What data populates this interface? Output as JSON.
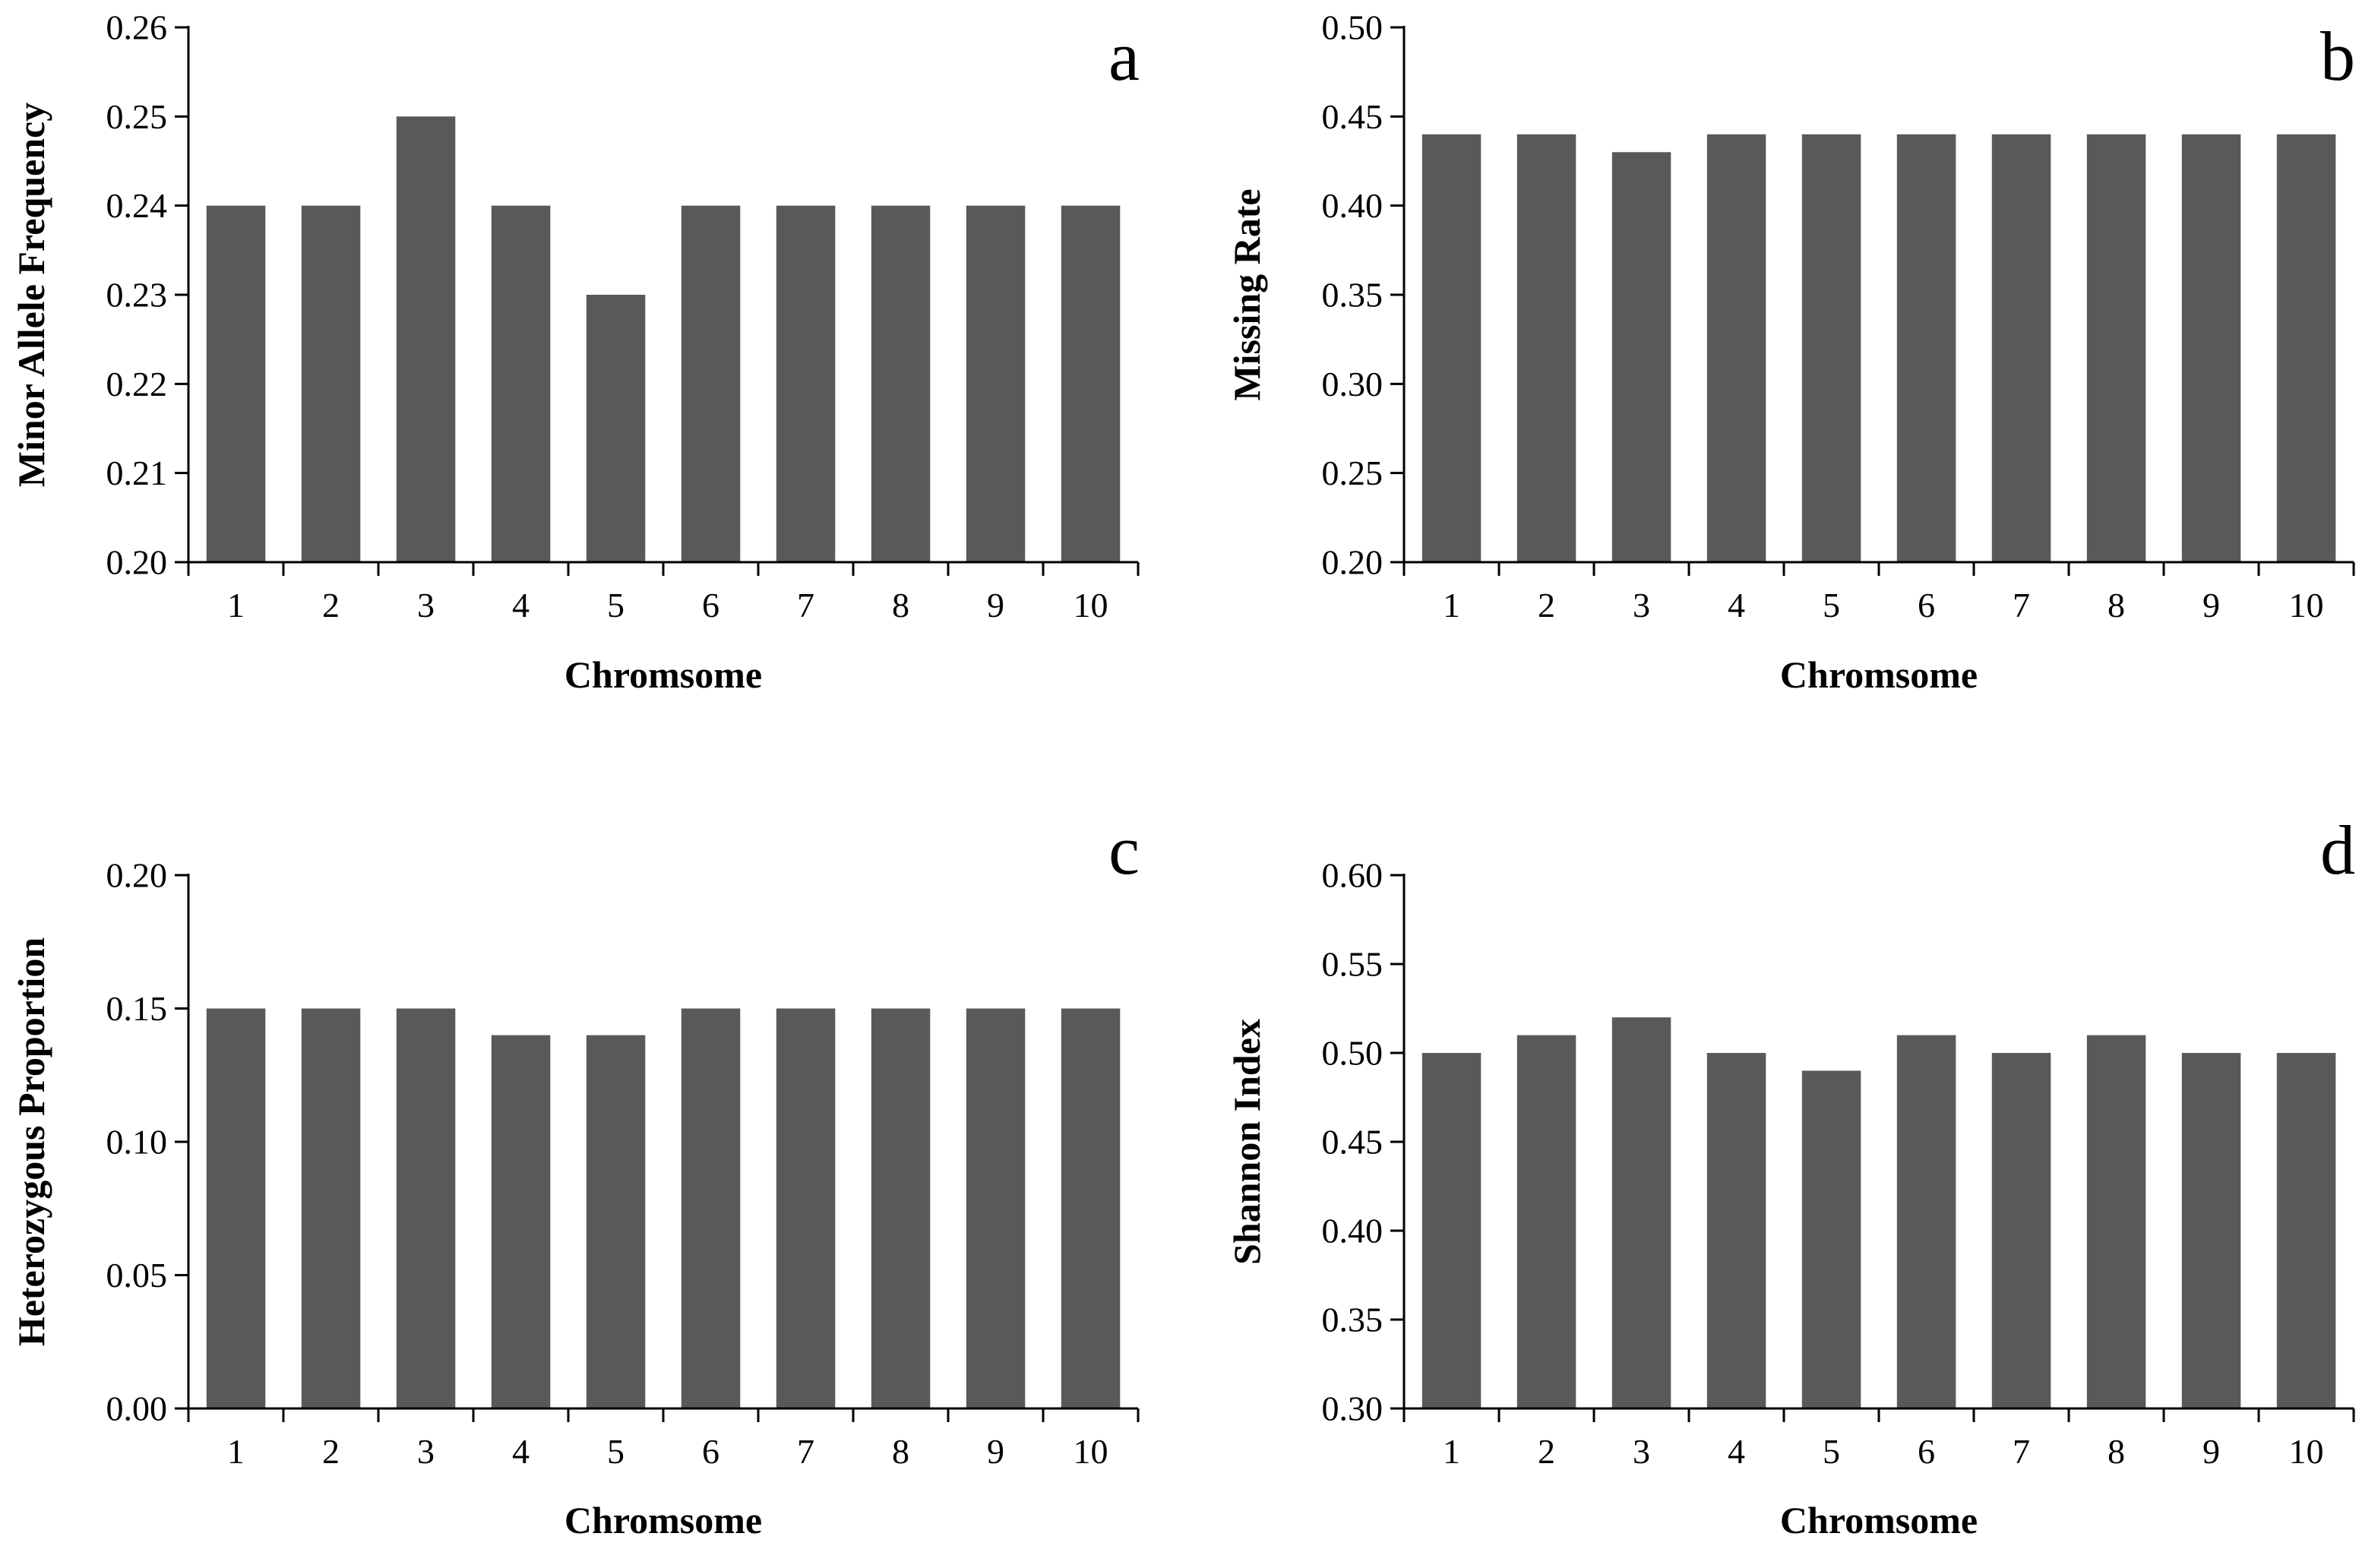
{
  "figure": {
    "bar_color": "#595959",
    "axis_color": "#000000",
    "background": "#ffffff"
  },
  "chart_data": [
    {
      "panel": "a",
      "type": "bar",
      "title": "",
      "xlabel": "Chromsome",
      "ylabel": "Minor Allele Frequency",
      "categories": [
        "1",
        "2",
        "3",
        "4",
        "5",
        "6",
        "7",
        "8",
        "9",
        "10"
      ],
      "values": [
        0.24,
        0.24,
        0.25,
        0.24,
        0.23,
        0.24,
        0.24,
        0.24,
        0.24,
        0.24
      ],
      "ylim": [
        0.2,
        0.26
      ],
      "yticks": [
        "0.20",
        "0.21",
        "0.22",
        "0.23",
        "0.24",
        "0.25",
        "0.26"
      ],
      "grid": false
    },
    {
      "panel": "b",
      "type": "bar",
      "title": "",
      "xlabel": "Chromsome",
      "ylabel": "Missing Rate",
      "categories": [
        "1",
        "2",
        "3",
        "4",
        "5",
        "6",
        "7",
        "8",
        "9",
        "10"
      ],
      "values": [
        0.44,
        0.44,
        0.43,
        0.44,
        0.44,
        0.44,
        0.44,
        0.44,
        0.44,
        0.44
      ],
      "ylim": [
        0.2,
        0.5
      ],
      "yticks": [
        "0.20",
        "0.25",
        "0.30",
        "0.35",
        "0.40",
        "0.45",
        "0.50"
      ],
      "grid": false
    },
    {
      "panel": "c",
      "type": "bar",
      "title": "",
      "xlabel": "Chromsome",
      "ylabel": "Heterozygous Proportion",
      "categories": [
        "1",
        "2",
        "3",
        "4",
        "5",
        "6",
        "7",
        "8",
        "9",
        "10"
      ],
      "values": [
        0.15,
        0.15,
        0.15,
        0.14,
        0.14,
        0.15,
        0.15,
        0.15,
        0.15,
        0.15
      ],
      "ylim": [
        0.0,
        0.2
      ],
      "yticks": [
        "0.00",
        "0.05",
        "0.10",
        "0.15",
        "0.20"
      ],
      "grid": false
    },
    {
      "panel": "d",
      "type": "bar",
      "title": "",
      "xlabel": "Chromsome",
      "ylabel": "Shannon Index",
      "categories": [
        "1",
        "2",
        "3",
        "4",
        "5",
        "6",
        "7",
        "8",
        "9",
        "10"
      ],
      "values": [
        0.5,
        0.51,
        0.52,
        0.5,
        0.49,
        0.51,
        0.5,
        0.51,
        0.5,
        0.5
      ],
      "ylim": [
        0.3,
        0.6
      ],
      "yticks": [
        "0.30",
        "0.35",
        "0.40",
        "0.45",
        "0.50",
        "0.55",
        "0.60"
      ],
      "grid": false
    }
  ]
}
#####
§ GIVEN TASK
Identify and list each line with the word "ylabel".

§ CORRECT OUTPUT
      "ylabel": "Minor Allele Frequency",
      "ylabel": "Missing Rate",
      "ylabel": "Heterozygous Proportion",
      "ylabel": "Shannon Index",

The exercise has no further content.